### THE REQUEST
Check each line of the records below and collect those holding "Adjustment".

———

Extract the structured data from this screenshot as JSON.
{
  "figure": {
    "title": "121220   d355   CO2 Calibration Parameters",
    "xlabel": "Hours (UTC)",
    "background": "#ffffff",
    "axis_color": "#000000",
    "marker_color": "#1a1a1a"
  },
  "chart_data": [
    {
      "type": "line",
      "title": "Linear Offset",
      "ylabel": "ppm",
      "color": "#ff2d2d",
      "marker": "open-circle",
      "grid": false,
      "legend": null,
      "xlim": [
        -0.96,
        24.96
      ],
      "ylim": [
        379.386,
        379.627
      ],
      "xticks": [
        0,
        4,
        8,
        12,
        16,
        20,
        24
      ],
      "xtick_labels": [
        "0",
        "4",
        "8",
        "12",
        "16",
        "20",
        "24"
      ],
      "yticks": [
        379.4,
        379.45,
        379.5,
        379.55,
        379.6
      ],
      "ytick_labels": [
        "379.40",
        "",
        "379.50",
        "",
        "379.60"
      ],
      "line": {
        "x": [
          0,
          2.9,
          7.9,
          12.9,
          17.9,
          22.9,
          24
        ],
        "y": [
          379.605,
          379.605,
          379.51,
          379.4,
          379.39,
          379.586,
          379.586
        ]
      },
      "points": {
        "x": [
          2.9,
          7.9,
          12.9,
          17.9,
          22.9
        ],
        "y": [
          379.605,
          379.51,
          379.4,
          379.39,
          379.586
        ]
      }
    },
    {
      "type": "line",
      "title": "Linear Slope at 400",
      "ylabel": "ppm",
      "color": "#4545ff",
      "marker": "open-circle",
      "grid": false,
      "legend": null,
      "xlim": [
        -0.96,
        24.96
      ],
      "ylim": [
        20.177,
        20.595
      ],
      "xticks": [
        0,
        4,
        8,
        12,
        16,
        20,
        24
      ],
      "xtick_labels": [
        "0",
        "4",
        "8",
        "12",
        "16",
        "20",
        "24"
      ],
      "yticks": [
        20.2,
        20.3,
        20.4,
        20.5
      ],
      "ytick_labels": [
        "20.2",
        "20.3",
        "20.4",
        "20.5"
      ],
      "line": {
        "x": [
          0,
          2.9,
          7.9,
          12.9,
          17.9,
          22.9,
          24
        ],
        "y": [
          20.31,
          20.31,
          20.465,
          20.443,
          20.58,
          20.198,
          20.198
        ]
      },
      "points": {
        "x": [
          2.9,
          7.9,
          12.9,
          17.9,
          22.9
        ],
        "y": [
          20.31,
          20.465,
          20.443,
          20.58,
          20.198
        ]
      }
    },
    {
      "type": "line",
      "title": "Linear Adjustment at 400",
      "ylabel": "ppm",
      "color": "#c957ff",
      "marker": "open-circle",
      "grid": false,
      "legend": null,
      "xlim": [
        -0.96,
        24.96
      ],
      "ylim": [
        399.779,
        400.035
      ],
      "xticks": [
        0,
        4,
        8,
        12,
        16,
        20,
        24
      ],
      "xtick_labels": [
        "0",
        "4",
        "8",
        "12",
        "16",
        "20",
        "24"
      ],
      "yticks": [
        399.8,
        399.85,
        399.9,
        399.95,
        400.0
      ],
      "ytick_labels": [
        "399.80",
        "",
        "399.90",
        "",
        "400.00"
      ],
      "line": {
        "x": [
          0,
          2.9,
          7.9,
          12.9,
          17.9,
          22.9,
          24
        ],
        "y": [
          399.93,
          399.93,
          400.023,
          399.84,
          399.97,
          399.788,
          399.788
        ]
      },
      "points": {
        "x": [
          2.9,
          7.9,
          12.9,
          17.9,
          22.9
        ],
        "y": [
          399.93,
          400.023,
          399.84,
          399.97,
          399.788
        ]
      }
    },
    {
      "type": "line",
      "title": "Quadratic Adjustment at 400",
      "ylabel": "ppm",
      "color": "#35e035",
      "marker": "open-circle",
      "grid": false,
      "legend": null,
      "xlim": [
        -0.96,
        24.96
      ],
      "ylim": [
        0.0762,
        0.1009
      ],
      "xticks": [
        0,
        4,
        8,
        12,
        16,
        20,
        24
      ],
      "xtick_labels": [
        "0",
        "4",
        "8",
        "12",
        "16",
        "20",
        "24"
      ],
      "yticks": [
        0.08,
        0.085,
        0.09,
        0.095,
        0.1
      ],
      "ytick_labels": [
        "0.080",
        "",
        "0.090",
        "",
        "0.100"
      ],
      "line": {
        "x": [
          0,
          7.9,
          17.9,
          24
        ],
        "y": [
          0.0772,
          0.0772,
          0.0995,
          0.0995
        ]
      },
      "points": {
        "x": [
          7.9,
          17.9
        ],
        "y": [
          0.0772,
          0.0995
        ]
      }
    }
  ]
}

———

### RESPONSE
      "title": "Linear Adjustment at 400",
      "title": "Quadratic Adjustment at 400",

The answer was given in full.